- _To be done_
Say the number of lines containing the string "relative", and say nothing else.

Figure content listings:
+--
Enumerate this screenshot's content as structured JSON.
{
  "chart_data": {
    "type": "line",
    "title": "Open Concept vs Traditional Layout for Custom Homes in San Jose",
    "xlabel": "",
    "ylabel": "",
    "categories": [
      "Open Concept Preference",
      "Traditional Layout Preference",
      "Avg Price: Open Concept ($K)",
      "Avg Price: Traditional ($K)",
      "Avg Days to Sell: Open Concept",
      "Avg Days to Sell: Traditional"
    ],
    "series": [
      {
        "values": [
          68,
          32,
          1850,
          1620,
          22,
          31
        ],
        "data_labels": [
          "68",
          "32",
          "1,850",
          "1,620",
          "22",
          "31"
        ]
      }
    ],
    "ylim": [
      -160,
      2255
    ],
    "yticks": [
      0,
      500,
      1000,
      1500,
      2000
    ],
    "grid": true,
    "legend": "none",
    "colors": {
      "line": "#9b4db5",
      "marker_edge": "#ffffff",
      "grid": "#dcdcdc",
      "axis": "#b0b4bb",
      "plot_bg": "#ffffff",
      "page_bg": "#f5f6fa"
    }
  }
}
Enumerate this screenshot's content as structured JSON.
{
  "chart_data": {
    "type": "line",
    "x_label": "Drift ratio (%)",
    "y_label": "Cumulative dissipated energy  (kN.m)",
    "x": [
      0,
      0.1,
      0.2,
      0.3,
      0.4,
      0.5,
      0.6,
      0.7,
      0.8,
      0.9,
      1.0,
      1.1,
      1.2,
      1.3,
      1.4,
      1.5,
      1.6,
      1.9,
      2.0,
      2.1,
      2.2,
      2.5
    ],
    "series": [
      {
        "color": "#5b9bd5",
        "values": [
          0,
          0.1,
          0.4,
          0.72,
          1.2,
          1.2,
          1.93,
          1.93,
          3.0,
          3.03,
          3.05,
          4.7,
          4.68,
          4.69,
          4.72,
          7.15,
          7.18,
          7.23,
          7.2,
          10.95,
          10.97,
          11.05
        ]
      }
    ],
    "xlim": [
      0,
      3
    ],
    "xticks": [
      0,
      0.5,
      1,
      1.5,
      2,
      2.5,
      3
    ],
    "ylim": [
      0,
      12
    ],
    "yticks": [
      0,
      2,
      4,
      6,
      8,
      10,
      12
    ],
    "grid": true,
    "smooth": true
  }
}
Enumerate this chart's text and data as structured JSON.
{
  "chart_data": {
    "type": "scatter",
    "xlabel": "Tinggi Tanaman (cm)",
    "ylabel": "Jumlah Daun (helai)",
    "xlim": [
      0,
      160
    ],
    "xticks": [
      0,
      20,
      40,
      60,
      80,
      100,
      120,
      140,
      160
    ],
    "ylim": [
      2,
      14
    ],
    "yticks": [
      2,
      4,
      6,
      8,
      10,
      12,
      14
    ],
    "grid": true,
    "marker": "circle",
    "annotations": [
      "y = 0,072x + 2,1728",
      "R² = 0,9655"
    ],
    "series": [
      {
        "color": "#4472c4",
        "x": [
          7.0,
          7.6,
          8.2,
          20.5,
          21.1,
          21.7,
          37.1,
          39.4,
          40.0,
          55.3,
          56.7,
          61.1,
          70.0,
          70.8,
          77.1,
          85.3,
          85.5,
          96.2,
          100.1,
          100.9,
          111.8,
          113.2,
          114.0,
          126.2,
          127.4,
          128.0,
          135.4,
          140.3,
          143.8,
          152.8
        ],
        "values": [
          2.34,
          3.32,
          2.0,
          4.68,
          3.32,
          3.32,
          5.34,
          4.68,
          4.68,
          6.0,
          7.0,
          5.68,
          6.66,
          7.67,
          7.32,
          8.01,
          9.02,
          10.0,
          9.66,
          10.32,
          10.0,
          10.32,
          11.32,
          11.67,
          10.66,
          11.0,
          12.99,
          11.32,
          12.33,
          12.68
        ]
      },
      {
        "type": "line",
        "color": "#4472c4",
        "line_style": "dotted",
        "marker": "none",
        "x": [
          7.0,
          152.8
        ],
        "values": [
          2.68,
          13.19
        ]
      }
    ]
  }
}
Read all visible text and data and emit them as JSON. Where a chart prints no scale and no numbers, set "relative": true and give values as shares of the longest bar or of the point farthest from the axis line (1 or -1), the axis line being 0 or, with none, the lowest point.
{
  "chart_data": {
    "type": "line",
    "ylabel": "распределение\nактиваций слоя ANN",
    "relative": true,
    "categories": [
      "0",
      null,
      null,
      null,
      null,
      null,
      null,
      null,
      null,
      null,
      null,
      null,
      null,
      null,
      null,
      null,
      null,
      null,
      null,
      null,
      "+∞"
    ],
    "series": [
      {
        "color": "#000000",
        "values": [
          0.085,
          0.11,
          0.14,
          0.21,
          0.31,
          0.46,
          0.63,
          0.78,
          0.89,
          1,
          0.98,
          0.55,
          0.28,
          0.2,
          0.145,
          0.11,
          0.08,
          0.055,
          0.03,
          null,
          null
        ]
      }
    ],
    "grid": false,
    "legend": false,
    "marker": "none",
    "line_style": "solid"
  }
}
+--
- _Correct answer_
2